◆ **SET TASK**:
Reproduce the records below in full and exactly, without their images.

[Rows from a dataset]
— Begin —
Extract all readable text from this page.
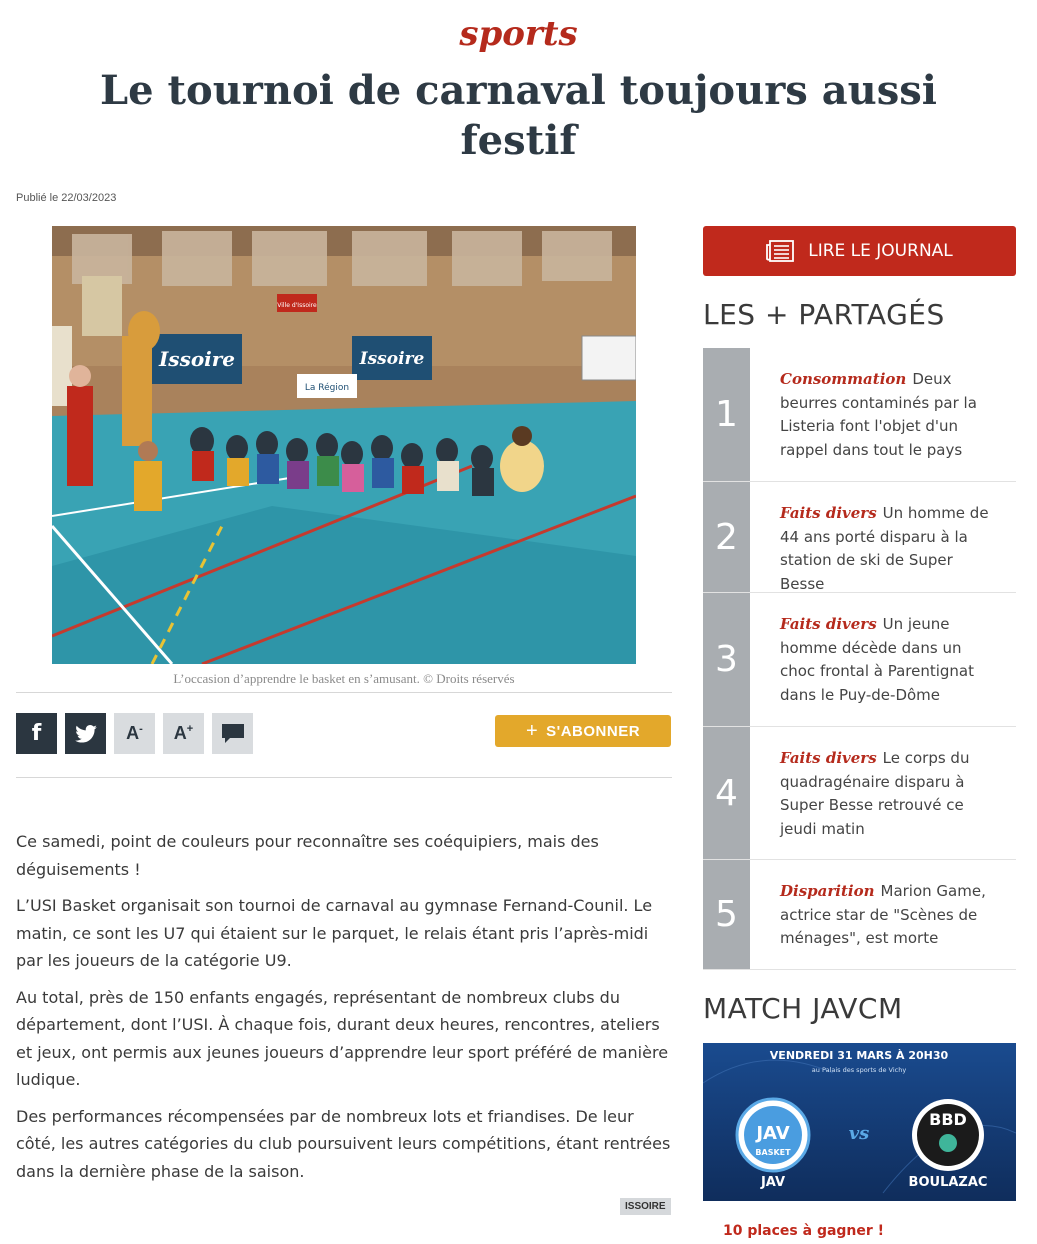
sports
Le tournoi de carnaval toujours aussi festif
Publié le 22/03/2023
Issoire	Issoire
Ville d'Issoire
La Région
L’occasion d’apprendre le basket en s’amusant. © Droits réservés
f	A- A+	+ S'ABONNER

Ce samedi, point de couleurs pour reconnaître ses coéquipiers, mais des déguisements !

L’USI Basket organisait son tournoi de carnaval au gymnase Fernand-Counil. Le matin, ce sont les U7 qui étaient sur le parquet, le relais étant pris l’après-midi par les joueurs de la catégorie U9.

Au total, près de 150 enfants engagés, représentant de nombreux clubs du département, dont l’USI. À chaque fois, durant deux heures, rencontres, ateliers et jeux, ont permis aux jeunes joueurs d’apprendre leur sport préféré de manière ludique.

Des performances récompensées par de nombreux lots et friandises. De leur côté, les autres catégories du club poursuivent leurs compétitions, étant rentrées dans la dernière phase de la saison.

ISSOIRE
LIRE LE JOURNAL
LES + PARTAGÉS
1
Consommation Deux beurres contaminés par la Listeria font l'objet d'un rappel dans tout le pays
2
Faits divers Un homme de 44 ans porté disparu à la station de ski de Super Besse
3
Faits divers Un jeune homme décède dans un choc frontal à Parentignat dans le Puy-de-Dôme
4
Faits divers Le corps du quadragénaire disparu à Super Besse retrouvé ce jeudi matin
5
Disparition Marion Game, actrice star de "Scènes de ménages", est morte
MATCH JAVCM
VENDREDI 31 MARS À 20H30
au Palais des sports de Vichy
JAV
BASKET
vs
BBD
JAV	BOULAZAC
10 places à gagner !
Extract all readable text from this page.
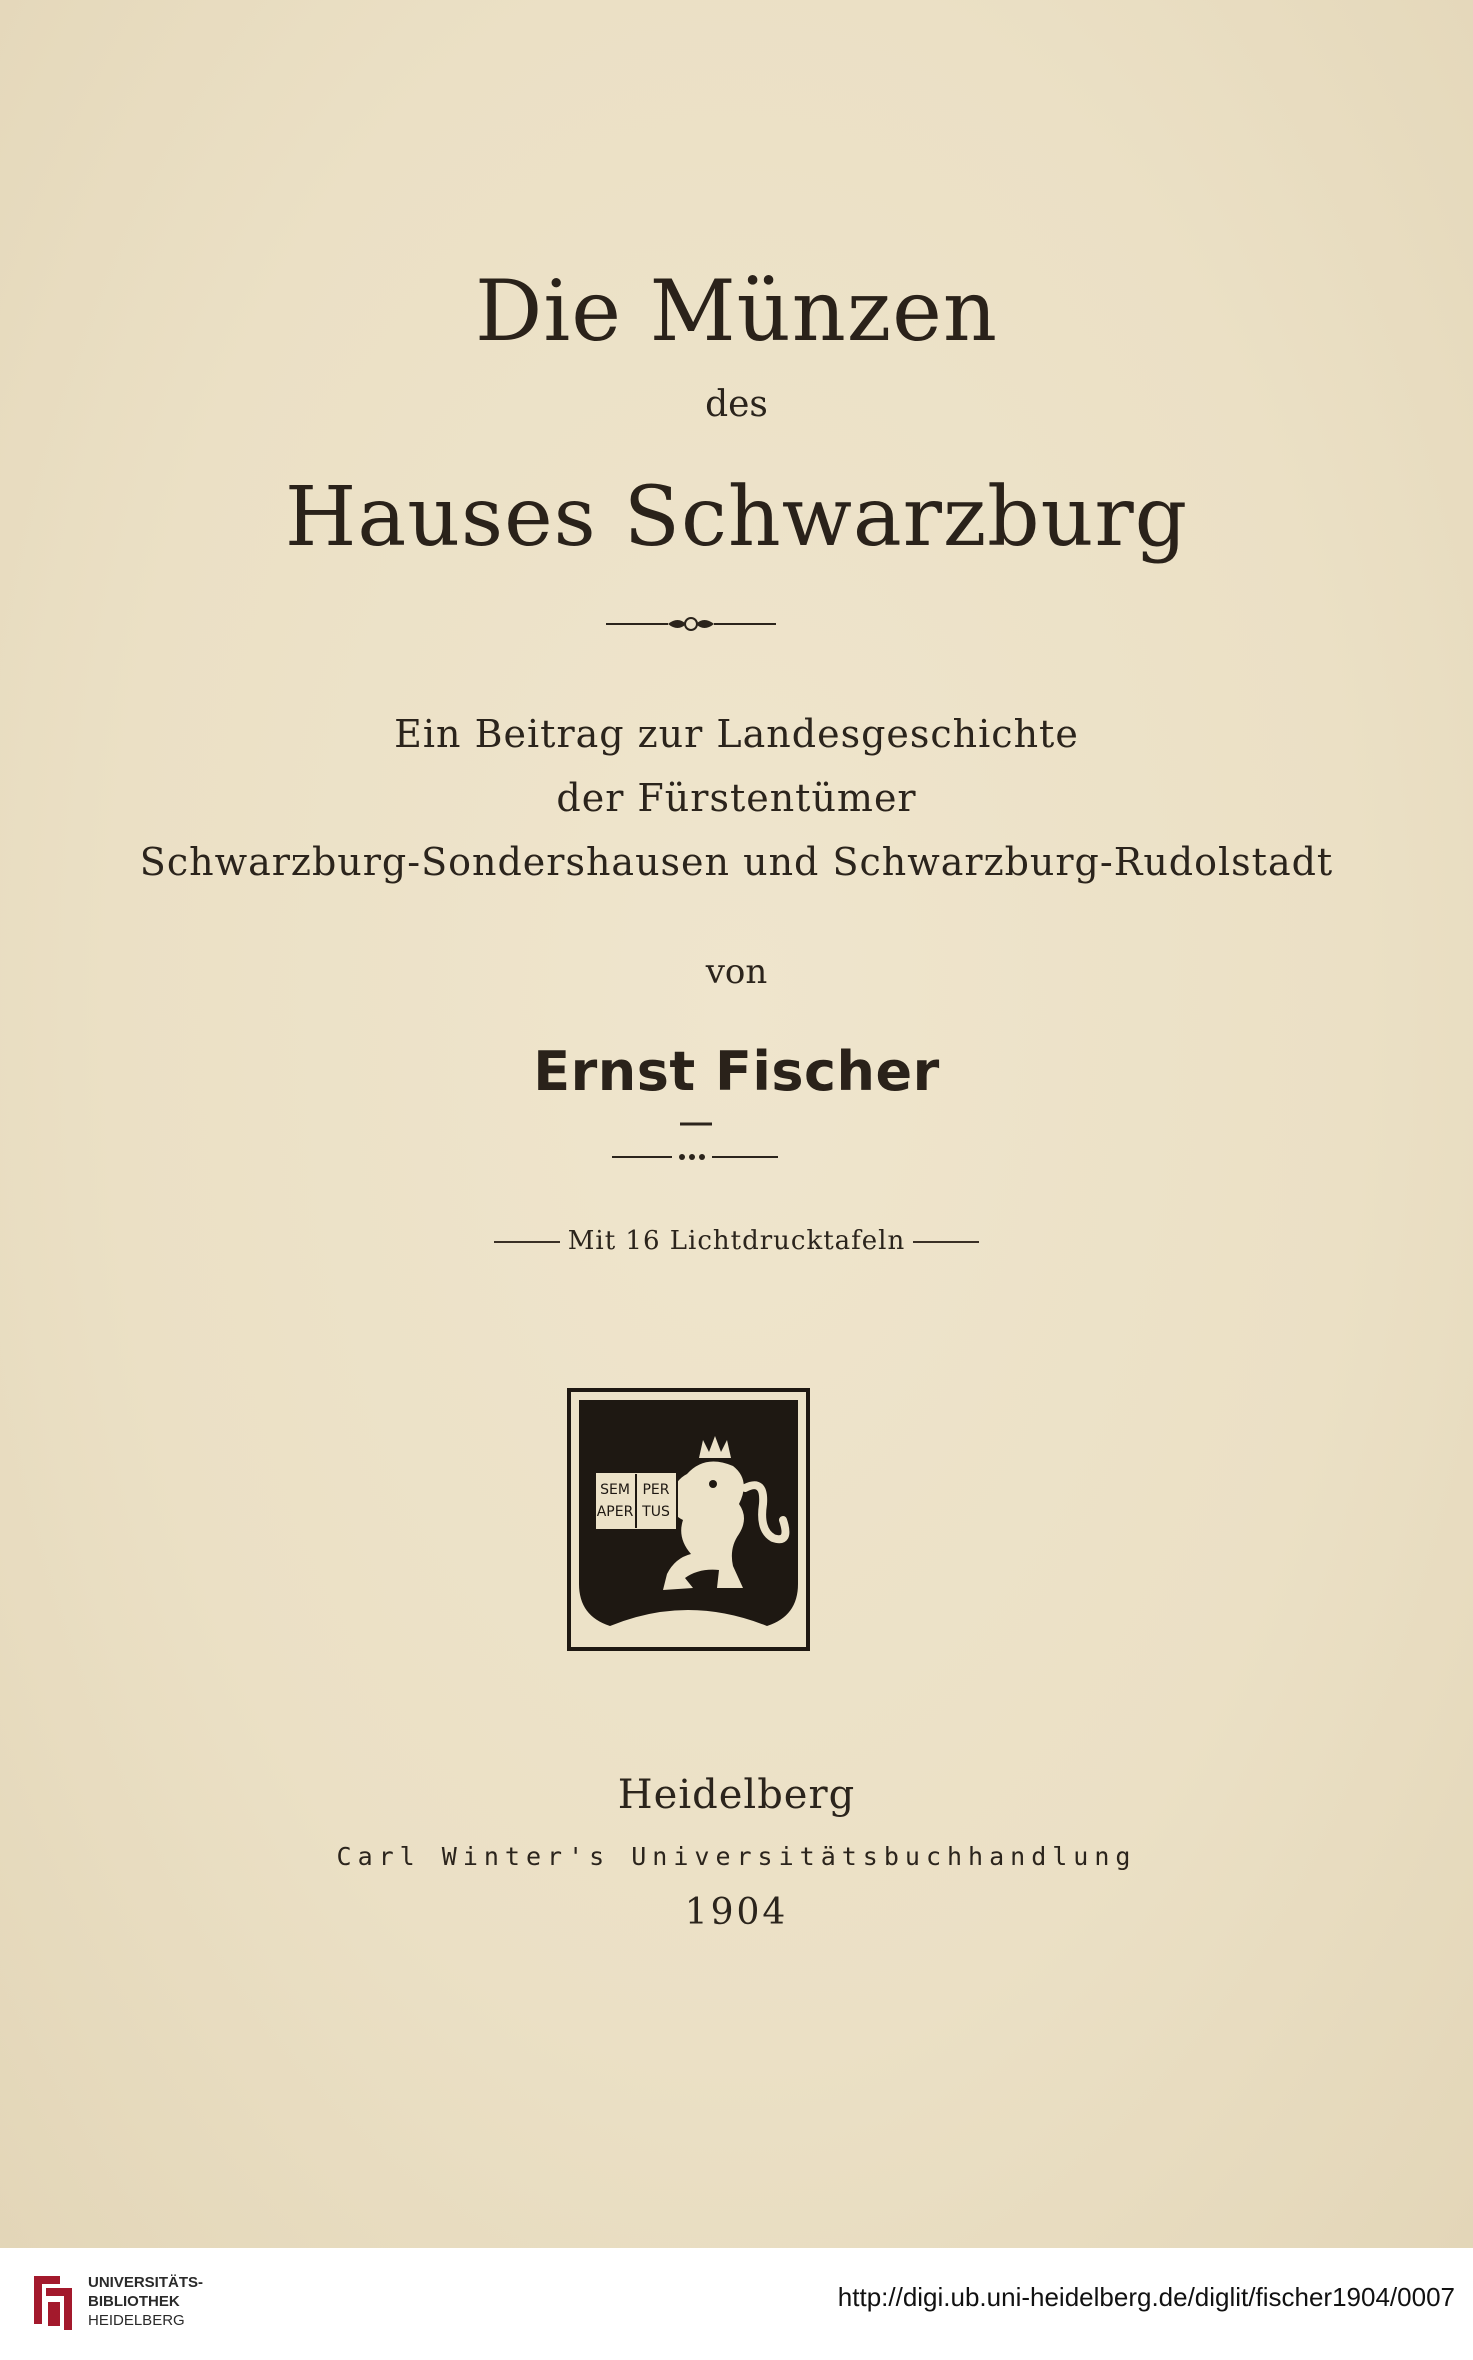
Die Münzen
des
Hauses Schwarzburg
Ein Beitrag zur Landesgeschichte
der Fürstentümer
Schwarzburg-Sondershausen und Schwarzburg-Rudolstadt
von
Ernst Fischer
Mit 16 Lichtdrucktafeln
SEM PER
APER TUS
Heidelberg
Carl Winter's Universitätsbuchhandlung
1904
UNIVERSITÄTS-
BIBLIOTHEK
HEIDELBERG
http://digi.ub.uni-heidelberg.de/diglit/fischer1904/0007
— End —
◆ **SOLUTION TO THIS TASK**:
Extract all readable text from this page.
sports
Le tournoi de carnaval toujours aussi festif
Publié le 22/03/2023
Issoire	Issoire
Ville d'Issoire
La Région
L’occasion d’apprendre le basket en s’amusant. © Droits réservés
f	A- A+	+ S'ABONNER

Ce samedi, point de couleurs pour reconnaître ses coéquipiers, mais des déguisements !

L’USI Basket organisait son tournoi de carnaval au gymnase Fernand-Counil. Le matin, ce sont les U7 qui étaient sur le parquet, le relais étant pris l’après-midi par les joueurs de la catégorie U9.

Au total, près de 150 enfants engagés, représentant de nombreux clubs du département, dont l’USI. À chaque fois, durant deux heures, rencontres, ateliers et jeux, ont permis aux jeunes joueurs d’apprendre leur sport préféré de manière ludique.

Des performances récompensées par de nombreux lots et friandises. De leur côté, les autres catégories du club poursuivent leurs compétitions, étant rentrées dans la dernière phase de la saison.

ISSOIRE
LIRE LE JOURNAL
LES + PARTAGÉS
1
Consommation Deux beurres contaminés par la Listeria font l'objet d'un rappel dans tout le pays
2
Faits divers Un homme de 44 ans porté disparu à la station de ski de Super Besse
3
Faits divers Un jeune homme décède dans un choc frontal à Parentignat dans le Puy-de-Dôme
4
Faits divers Le corps du quadragénaire disparu à Super Besse retrouvé ce jeudi matin
5
Disparition Marion Game, actrice star de "Scènes de ménages", est morte
MATCH JAVCM
VENDREDI 31 MARS À 20H30
au Palais des sports de Vichy
JAV
BASKET
vs
BBD
JAV	BOULAZAC
10 places à gagner !
Extract all readable text from this page.
Die Münzen
des
Hauses Schwarzburg
Ein Beitrag zur Landesgeschichte
der Fürstentümer
Schwarzburg-Sondershausen und Schwarzburg-Rudolstadt
von
Ernst Fischer
Mit 16 Lichtdrucktafeln
SEM PER
APER TUS
Heidelberg
Carl Winter's Universitätsbuchhandlung
1904
UNIVERSITÄTS-
BIBLIOTHEK
HEIDELBERG
http://digi.ub.uni-heidelberg.de/diglit/fischer1904/0007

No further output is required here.